## Task directions
Write out the material again word for word, dropping any images it holds.

## Records provided
——

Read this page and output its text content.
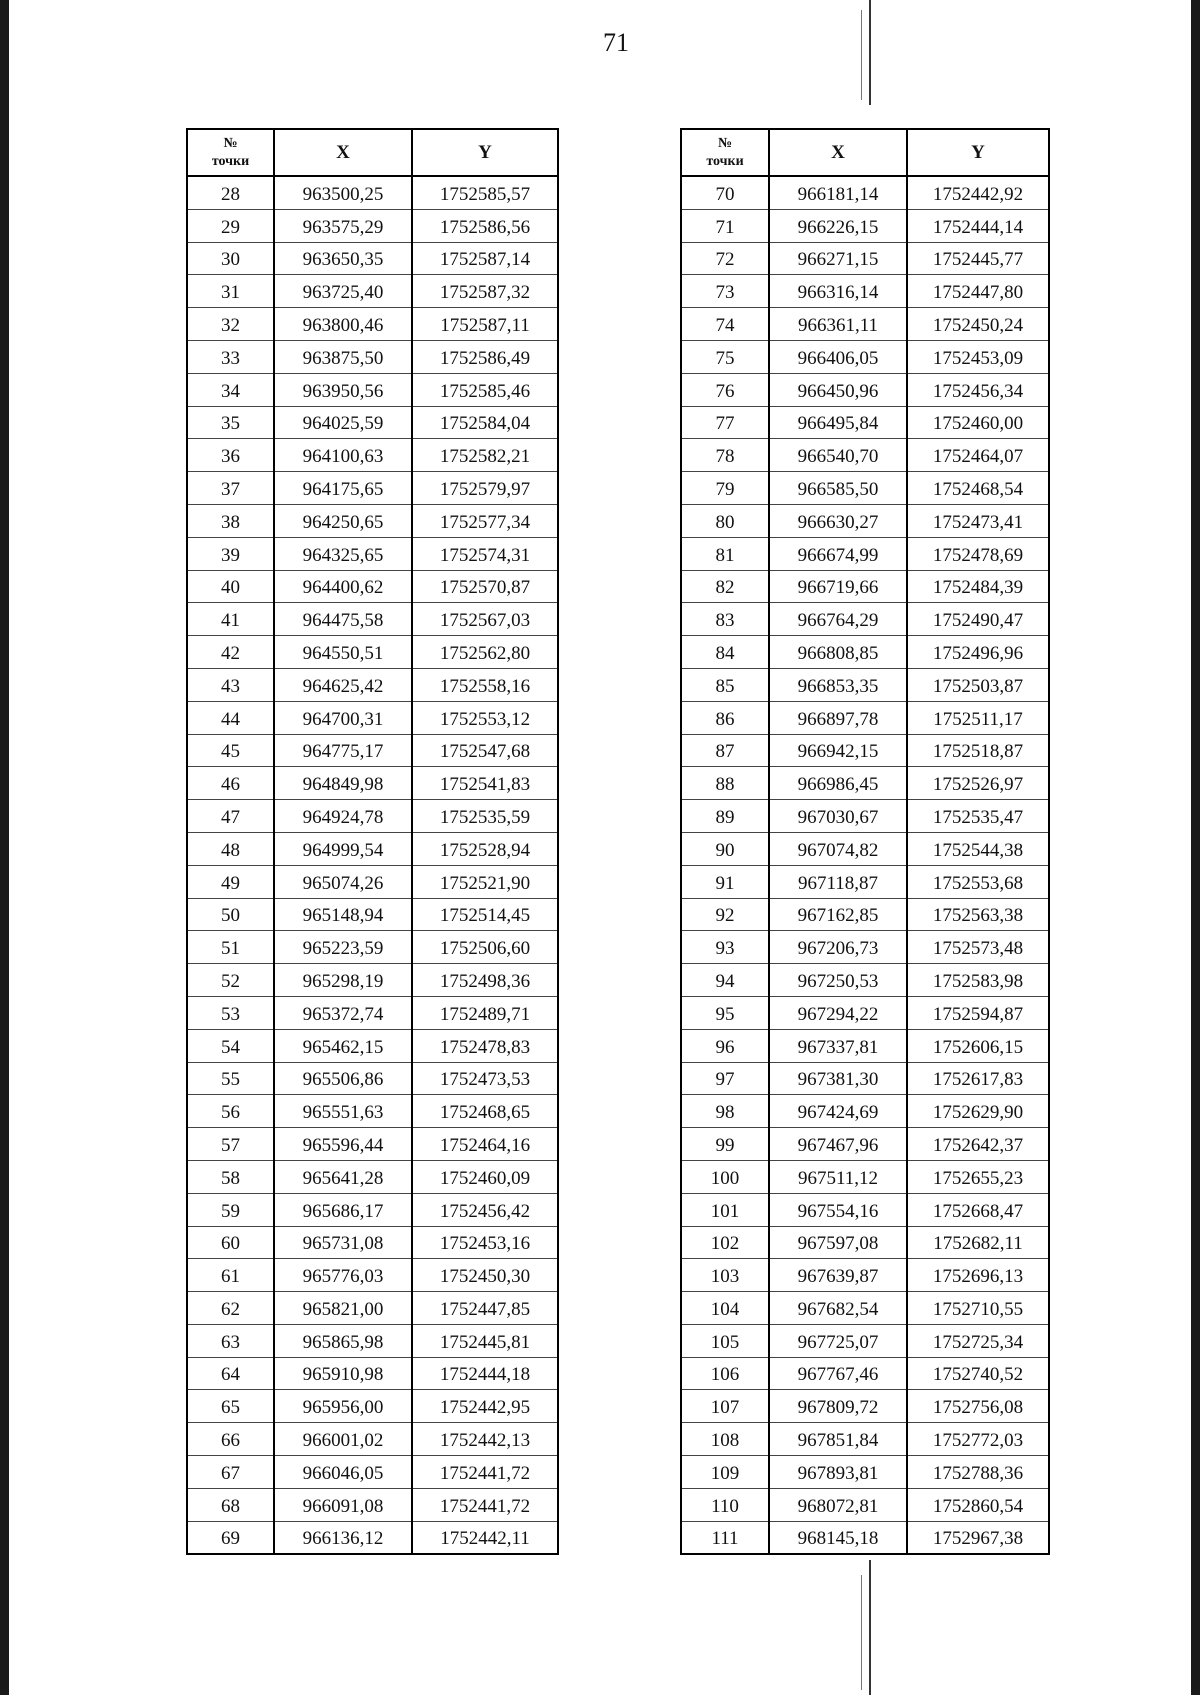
71
№
точки	X	Y
28	963500,25	1752585,57
29	963575,29	1752586,56
30	963650,35	1752587,14
31	963725,40	1752587,32
32	963800,46	1752587,11
33	963875,50	1752586,49
34	963950,56	1752585,46
35	964025,59	1752584,04
36	964100,63	1752582,21
37	964175,65	1752579,97
38	964250,65	1752577,34
39	964325,65	1752574,31
40	964400,62	1752570,87
41	964475,58	1752567,03
42	964550,51	1752562,80
43	964625,42	1752558,16
44	964700,31	1752553,12
45	964775,17	1752547,68
46	964849,98	1752541,83
47	964924,78	1752535,59
48	964999,54	1752528,94
49	965074,26	1752521,90
50	965148,94	1752514,45
51	965223,59	1752506,60
52	965298,19	1752498,36
53	965372,74	1752489,71
54	965462,15	1752478,83
55	965506,86	1752473,53
56	965551,63	1752468,65
57	965596,44	1752464,16
58	965641,28	1752460,09
59	965686,17	1752456,42
60	965731,08	1752453,16
61	965776,03	1752450,30
62	965821,00	1752447,85
63	965865,98	1752445,81
64	965910,98	1752444,18
65	965956,00	1752442,95
66	966001,02	1752442,13
67	966046,05	1752441,72
68	966091,08	1752441,72
69	966136,12	1752442,11
№
точки	X	Y
70	966181,14	1752442,92
71	966226,15	1752444,14
72	966271,15	1752445,77
73	966316,14	1752447,80
74	966361,11	1752450,24
75	966406,05	1752453,09
76	966450,96	1752456,34
77	966495,84	1752460,00
78	966540,70	1752464,07
79	966585,50	1752468,54
80	966630,27	1752473,41
81	966674,99	1752478,69
82	966719,66	1752484,39
83	966764,29	1752490,47
84	966808,85	1752496,96
85	966853,35	1752503,87
86	966897,78	1752511,17
87	966942,15	1752518,87
88	966986,45	1752526,97
89	967030,67	1752535,47
90	967074,82	1752544,38
91	967118,87	1752553,68
92	967162,85	1752563,38
93	967206,73	1752573,48
94	967250,53	1752583,98
95	967294,22	1752594,87
96	967337,81	1752606,15
97	967381,30	1752617,83
98	967424,69	1752629,90
99	967467,96	1752642,37
100	967511,12	1752655,23
101	967554,16	1752668,47
102	967597,08	1752682,11
103	967639,87	1752696,13
104	967682,54	1752710,55
105	967725,07	1752725,34
106	967767,46	1752740,52
107	967809,72	1752756,08
108	967851,84	1752772,03
109	967893,81	1752788,36
110	968072,81	1752860,54
111	968145,18	1752967,38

——

## Result below
Read this page and output its text content.
71
№
точки	X	Y
28	963500,25	1752585,57
29	963575,29	1752586,56
30	963650,35	1752587,14
31	963725,40	1752587,32
32	963800,46	1752587,11
33	963875,50	1752586,49
34	963950,56	1752585,46
35	964025,59	1752584,04
36	964100,63	1752582,21
37	964175,65	1752579,97
38	964250,65	1752577,34
39	964325,65	1752574,31
40	964400,62	1752570,87
41	964475,58	1752567,03
42	964550,51	1752562,80
43	964625,42	1752558,16
44	964700,31	1752553,12
45	964775,17	1752547,68
46	964849,98	1752541,83
47	964924,78	1752535,59
48	964999,54	1752528,94
49	965074,26	1752521,90
50	965148,94	1752514,45
51	965223,59	1752506,60
52	965298,19	1752498,36
53	965372,74	1752489,71
54	965462,15	1752478,83
55	965506,86	1752473,53
56	965551,63	1752468,65
57	965596,44	1752464,16
58	965641,28	1752460,09
59	965686,17	1752456,42
60	965731,08	1752453,16
61	965776,03	1752450,30
62	965821,00	1752447,85
63	965865,98	1752445,81
64	965910,98	1752444,18
65	965956,00	1752442,95
66	966001,02	1752442,13
67	966046,05	1752441,72
68	966091,08	1752441,72
69	966136,12	1752442,11
№
точки	X	Y
70	966181,14	1752442,92
71	966226,15	1752444,14
72	966271,15	1752445,77
73	966316,14	1752447,80
74	966361,11	1752450,24
75	966406,05	1752453,09
76	966450,96	1752456,34
77	966495,84	1752460,00
78	966540,70	1752464,07
79	966585,50	1752468,54
80	966630,27	1752473,41
81	966674,99	1752478,69
82	966719,66	1752484,39
83	966764,29	1752490,47
84	966808,85	1752496,96
85	966853,35	1752503,87
86	966897,78	1752511,17
87	966942,15	1752518,87
88	966986,45	1752526,97
89	967030,67	1752535,47
90	967074,82	1752544,38
91	967118,87	1752553,68
92	967162,85	1752563,38
93	967206,73	1752573,48
94	967250,53	1752583,98
95	967294,22	1752594,87
96	967337,81	1752606,15
97	967381,30	1752617,83
98	967424,69	1752629,90
99	967467,96	1752642,37
100	967511,12	1752655,23
101	967554,16	1752668,47
102	967597,08	1752682,11
103	967639,87	1752696,13
104	967682,54	1752710,55
105	967725,07	1752725,34
106	967767,46	1752740,52
107	967809,72	1752756,08
108	967851,84	1752772,03
109	967893,81	1752788,36
110	968072,81	1752860,54
111	968145,18	1752967,38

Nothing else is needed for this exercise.